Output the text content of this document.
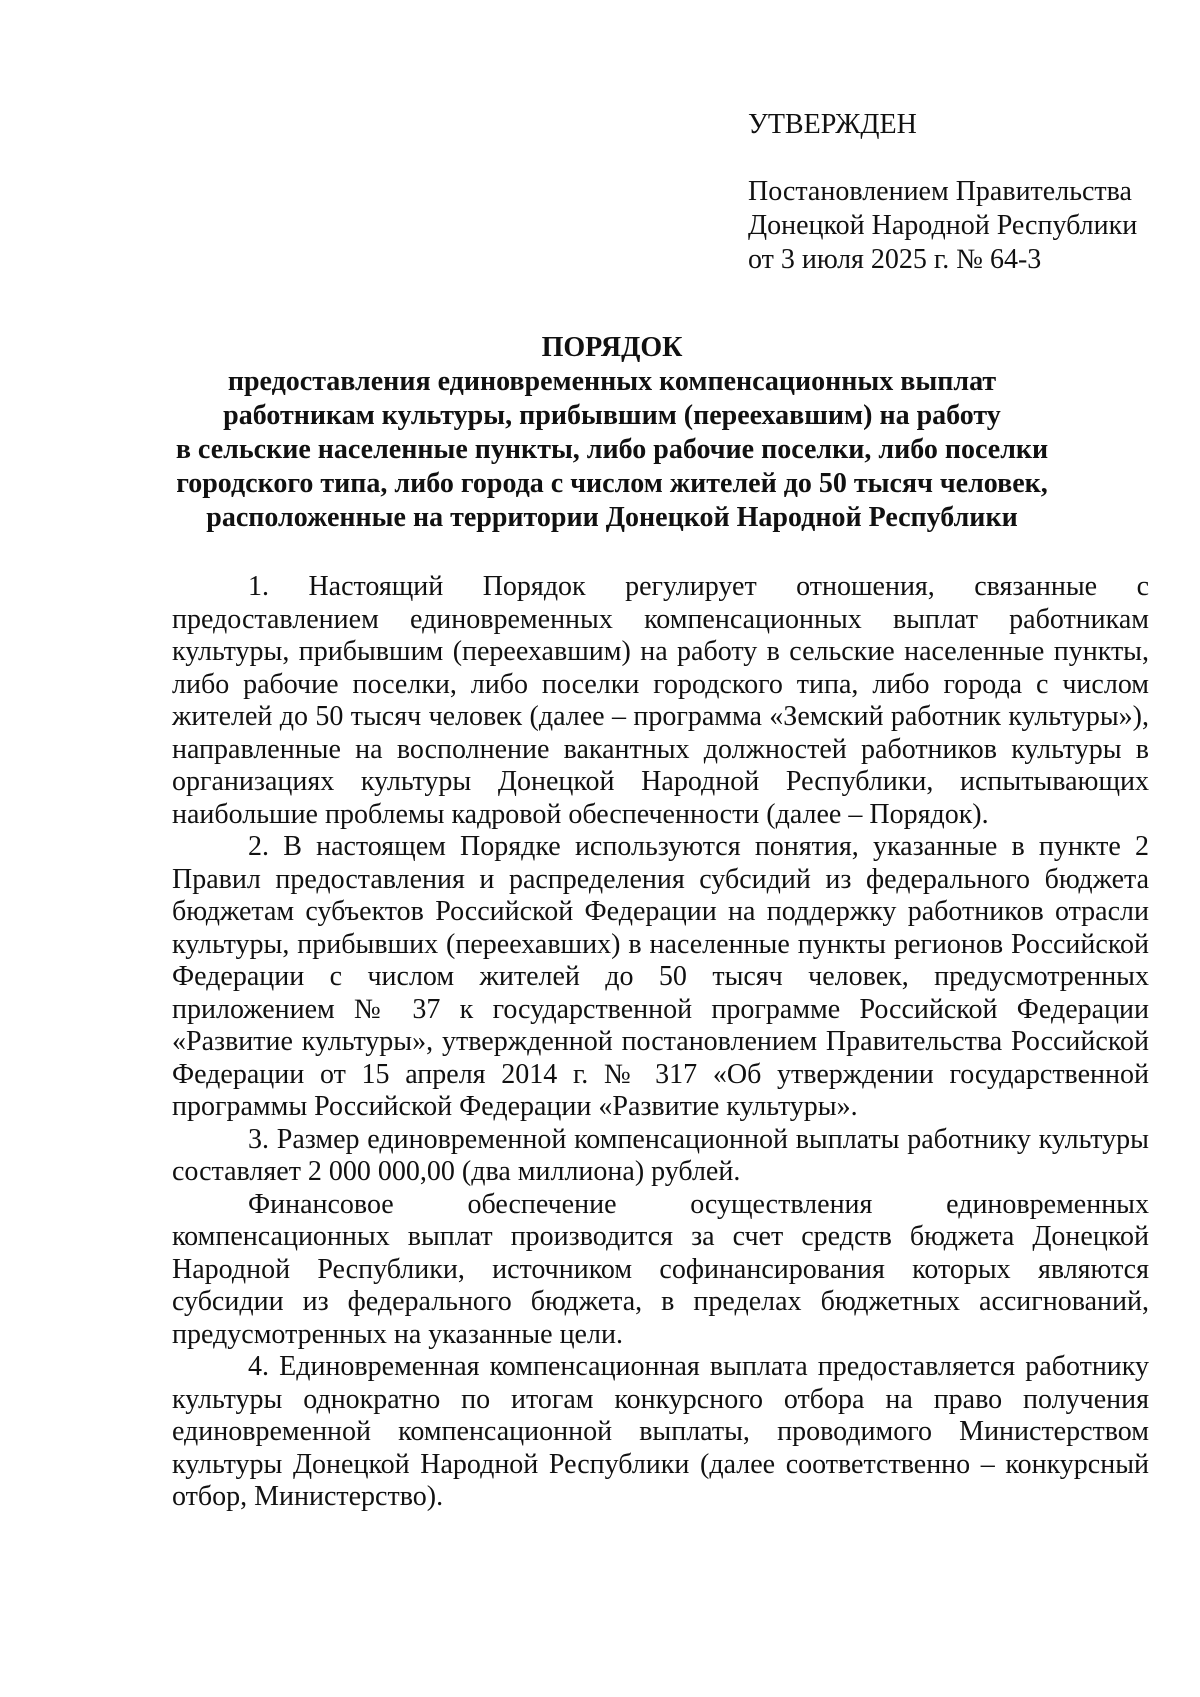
УТВЕРЖДЕН
Постановлением Правительства
Донецкой Народной Республики
от 3 июля 2025 г. № 64-3
ПОРЯДОК
предоставления единовременных компенсационных выплат
работникам культуры, прибывшим (переехавшим) на работу
в сельские населенные пункты, либо рабочие поселки, либо поселки
городского типа, либо города с числом жителей до 50 тысяч человек,
расположенные на территории Донецкой Народной Республики

1. Настоящий Порядок регулирует отношения, связанные с предоставлением единовременных компенсационных выплат работникам культуры, прибывшим (переехавшим) на работу в сельские населенные пункты, либо рабочие поселки, либо поселки городского типа, либо города с числом жителей до 50 тысяч человек (далее – программа «Земский работник культуры»), направленные на восполнение вакантных должностей работников культуры в организациях культуры Донецкой Народной Республики, испытывающих наибольшие проблемы кадровой обеспеченности (далее – Порядок).

2. В настоящем Порядке используются понятия, указанные в пункте 2 Правил предоставления и распределения субсидий из федерального бюджета бюджетам субъектов Российской Федерации на поддержку работников отрасли культуры, прибывших (переехавших) в населенные пункты регионов Российской Федерации с числом жителей до 50 тысяч человек, предусмотренных приложением № 37 к государственной программе Российской Федерации «Развитие культуры», утвержденной постановлением Правительства Российской Федерации от 15 апреля 2014 г. № 317 «Об утверждении государственной программы Российской Федерации «Развитие культуры».

3. Размер единовременной компенсационной выплаты работнику культуры составляет 2 000 000,00 (два миллиона) рублей.

Финансовое обеспечение осуществления единовременных компенсационных выплат производится за счет средств бюджета Донецкой Народной Республики, источником софинансирования которых являются субсидии из федерального бюджета, в пределах бюджетных ассигнований, предусмотренных на указанные цели.

4. Единовременная компенсационная выплата предоставляется работнику культуры однократно по итогам конкурсного отбора на право получения единовременной компенсационной выплаты, проводимого Министерством культуры Донецкой Народной Республики (далее соответственно – конкурсный отбор, Министерство).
_ _ _ _ _
## WRITTEN REQUEST
Write out every line from the entries where "работнику" appears.

## TASK RESULT
3. Размер единовременной компенсационной выплаты работнику культуры составляет 2 000 000,00 (два миллиона) рублей.
4. Единовременная компенсационная выплата предоставляется работнику культуры однократно по итогам конкурсного отбора на право получения единовременной компенсационной выплаты, проводимого Министерством культуры Донецкой Народной Республики (далее соответственно – конкурсный отбор, Министерство).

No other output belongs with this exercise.